(Figure data in JSON)
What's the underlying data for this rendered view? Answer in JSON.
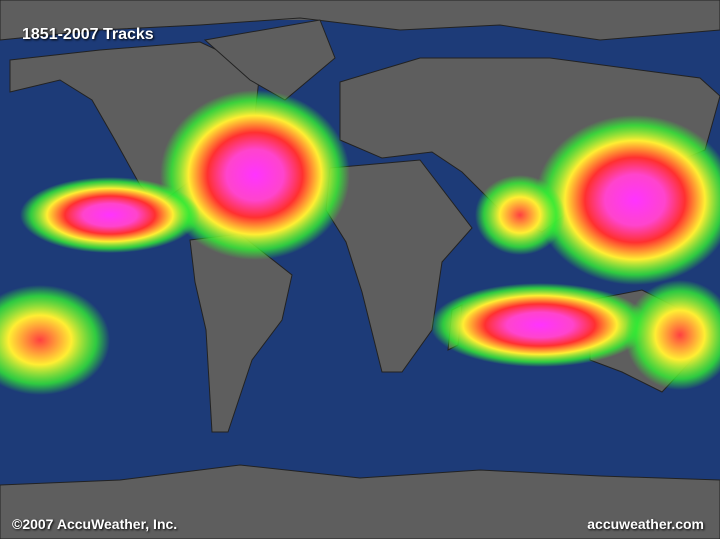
{
  "map": {
    "title": "1851-2007 Tracks",
    "copyright": "©2007 AccuWeather, Inc.",
    "site": "accuweather.com",
    "colors": {
      "ocean": "#1d3b78",
      "land": "#5e5e5e",
      "border": "#222222",
      "track_high": "#ff33ff",
      "track_mid": "#ff3030",
      "track_low": "#ffff33",
      "track_weak": "#33ee33"
    }
  }
}
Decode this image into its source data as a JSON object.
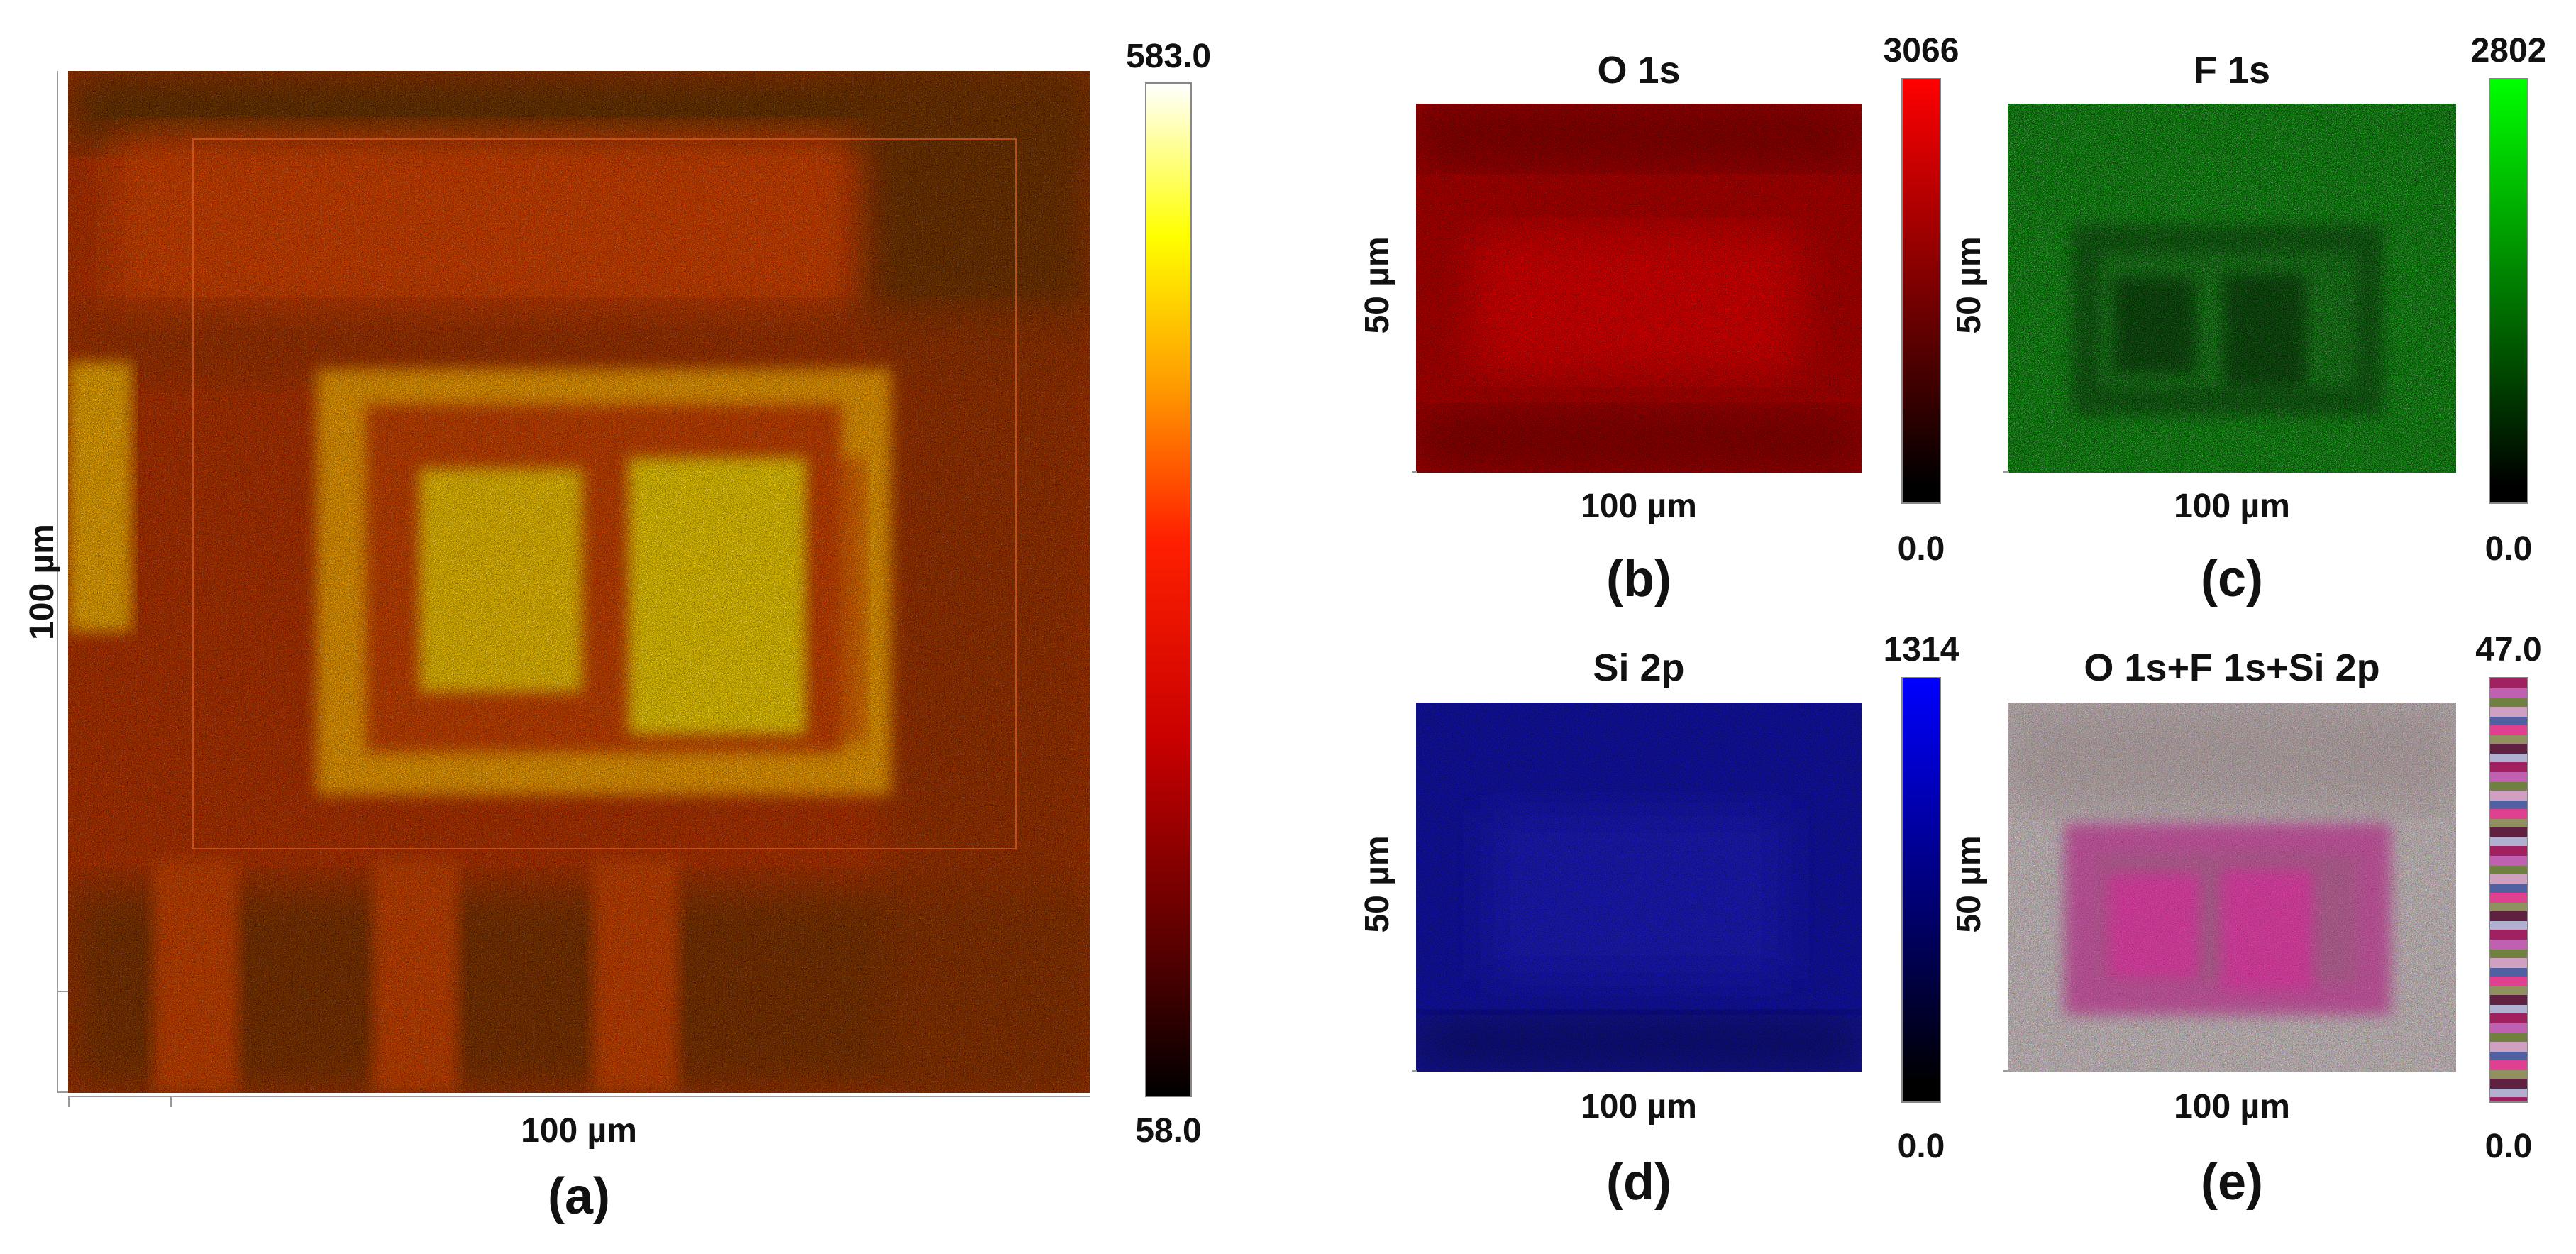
{
  "panels": {
    "a": {
      "label": "(a)",
      "xlabel": "100 µm",
      "ylabel": "100 µm",
      "cbar_max": "583.0",
      "cbar_min": "58.0",
      "cmap_colors": [
        "#000000",
        "#5a0000",
        "#c80000",
        "#ff2a00",
        "#ff9a00",
        "#ffff00",
        "#ffffff"
      ]
    },
    "b": {
      "label": "(b)",
      "title": "O 1s",
      "xlabel": "100 µm",
      "ylabel": "50 µm",
      "cbar_max": "3066",
      "cbar_min": "0.0",
      "cmap_colors": [
        "#000000",
        "#ff0000"
      ]
    },
    "c": {
      "label": "(c)",
      "title": "F 1s",
      "xlabel": "100 µm",
      "ylabel": "50 µm",
      "cbar_max": "2802",
      "cbar_min": "0.0",
      "cmap_colors": [
        "#000000",
        "#00ff00"
      ]
    },
    "d": {
      "label": "(d)",
      "title": "Si 2p",
      "xlabel": "100 µm",
      "ylabel": "50 µm",
      "cbar_max": "1314",
      "cbar_min": "0.0",
      "cmap_colors": [
        "#000000",
        "#0000ff"
      ]
    },
    "e": {
      "label": "(e)",
      "title": "O 1s+F 1s+Si 2p",
      "xlabel": "100 µm",
      "ylabel": "50 µm",
      "cbar_max": "47.0",
      "cbar_min": "0.0"
    }
  }
}
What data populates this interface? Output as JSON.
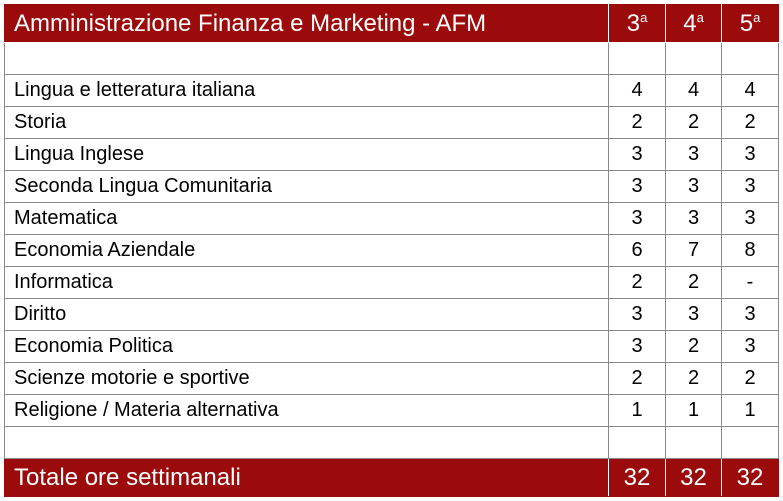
{
  "header": {
    "title": "Amministrazione Finanza e Marketing - AFM",
    "years": [
      {
        "num": "3",
        "sup": "a"
      },
      {
        "num": "4",
        "sup": "a"
      },
      {
        "num": "5",
        "sup": "a"
      }
    ]
  },
  "rows": [
    {
      "subject": "Lingua e letteratura italiana",
      "y3": "4",
      "y4": "4",
      "y5": "4"
    },
    {
      "subject": "Storia",
      "y3": "2",
      "y4": "2",
      "y5": "2"
    },
    {
      "subject": "Lingua Inglese",
      "y3": "3",
      "y4": "3",
      "y5": "3"
    },
    {
      "subject": "Seconda Lingua Comunitaria",
      "y3": "3",
      "y4": "3",
      "y5": "3"
    },
    {
      "subject": "Matematica",
      "y3": "3",
      "y4": "3",
      "y5": "3"
    },
    {
      "subject": "Economia Aziendale",
      "y3": "6",
      "y4": "7",
      "y5": "8"
    },
    {
      "subject": "Informatica",
      "y3": "2",
      "y4": "2",
      "y5": "-"
    },
    {
      "subject": "Diritto",
      "y3": "3",
      "y4": "3",
      "y5": "3"
    },
    {
      "subject": "Economia Politica",
      "y3": "3",
      "y4": "2",
      "y5": "3"
    },
    {
      "subject": "Scienze motorie e sportive",
      "y3": "2",
      "y4": "2",
      "y5": "2"
    },
    {
      "subject": "Religione / Materia alternativa",
      "y3": "1",
      "y4": "1",
      "y5": "1"
    }
  ],
  "total": {
    "label": "Totale ore settimanali",
    "y3": "32",
    "y4": "32",
    "y5": "32"
  },
  "colors": {
    "header_bg": "#9b0b0b",
    "header_text": "#ffffff",
    "grid": "#8a8a8a"
  }
}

__To be done__: Your copy should match the entries exactly, minus the pictures.

__Full response__:
What's the underlying data for this rendered view? Answer in JSON.
{
  "map": {
    "title": "1851-2007 Tracks",
    "copyright": "©2007 AccuWeather, Inc.",
    "site": "accuweather.com",
    "colors": {
      "ocean": "#1d3b78",
      "land": "#5e5e5e",
      "border": "#222222",
      "track_high": "#ff33ff",
      "track_mid": "#ff3030",
      "track_low": "#ffff33",
      "track_weak": "#33ee33"
    }
  }
}
Decode this image into its source data as a JSON object.
{
  "panels": {
    "a": {
      "label": "(a)",
      "xlabel": "100 µm",
      "ylabel": "100 µm",
      "cbar_max": "583.0",
      "cbar_min": "58.0",
      "cmap_colors": [
        "#000000",
        "#5a0000",
        "#c80000",
        "#ff2a00",
        "#ff9a00",
        "#ffff00",
        "#ffffff"
      ]
    },
    "b": {
      "label": "(b)",
      "title": "O 1s",
      "xlabel": "100 µm",
      "ylabel": "50 µm",
      "cbar_max": "3066",
      "cbar_min": "0.0",
      "cmap_colors": [
        "#000000",
        "#ff0000"
      ]
    },
    "c": {
      "label": "(c)",
      "title": "F 1s",
      "xlabel": "100 µm",
      "ylabel": "50 µm",
      "cbar_max": "2802",
      "cbar_min": "0.0",
      "cmap_colors": [
        "#000000",
        "#00ff00"
      ]
    },
    "d": {
      "label": "(d)",
      "title": "Si 2p",
      "xlabel": "100 µm",
      "ylabel": "50 µm",
      "cbar_max": "1314",
      "cbar_min": "0.0",
      "cmap_colors": [
        "#000000",
        "#0000ff"
      ]
    },
    "e": {
      "label": "(e)",
      "title": "O 1s+F 1s+Si 2p",
      "xlabel": "100 µm",
      "ylabel": "50 µm",
      "cbar_max": "47.0",
      "cbar_min": "0.0"
    }
  }
}
What data populates this interface? Output as JSON.
{
  "header": {
    "title": "Amministrazione Finanza e Marketing - AFM",
    "years": [
      {
        "num": "3",
        "sup": "a"
      },
      {
        "num": "4",
        "sup": "a"
      },
      {
        "num": "5",
        "sup": "a"
      }
    ]
  },
  "rows": [
    {
      "subject": "Lingua e letteratura italiana",
      "y3": "4",
      "y4": "4",
      "y5": "4"
    },
    {
      "subject": "Storia",
      "y3": "2",
      "y4": "2",
      "y5": "2"
    },
    {
      "subject": "Lingua Inglese",
      "y3": "3",
      "y4": "3",
      "y5": "3"
    },
    {
      "subject": "Seconda Lingua Comunitaria",
      "y3": "3",
      "y4": "3",
      "y5": "3"
    },
    {
      "subject": "Matematica",
      "y3": "3",
      "y4": "3",
      "y5": "3"
    },
    {
      "subject": "Economia Aziendale",
      "y3": "6",
      "y4": "7",
      "y5": "8"
    },
    {
      "subject": "Informatica",
      "y3": "2",
      "y4": "2",
      "y5": "-"
    },
    {
      "subject": "Diritto",
      "y3": "3",
      "y4": "3",
      "y5": "3"
    },
    {
      "subject": "Economia Politica",
      "y3": "3",
      "y4": "2",
      "y5": "3"
    },
    {
      "subject": "Scienze motorie e sportive",
      "y3": "2",
      "y4": "2",
      "y5": "2"
    },
    {
      "subject": "Religione / Materia alternativa",
      "y3": "1",
      "y4": "1",
      "y5": "1"
    }
  ],
  "total": {
    "label": "Totale ore settimanali",
    "y3": "32",
    "y4": "32",
    "y5": "32"
  },
  "colors": {
    "header_bg": "#9b0b0b",
    "header_text": "#ffffff",
    "grid": "#8a8a8a"
  }
}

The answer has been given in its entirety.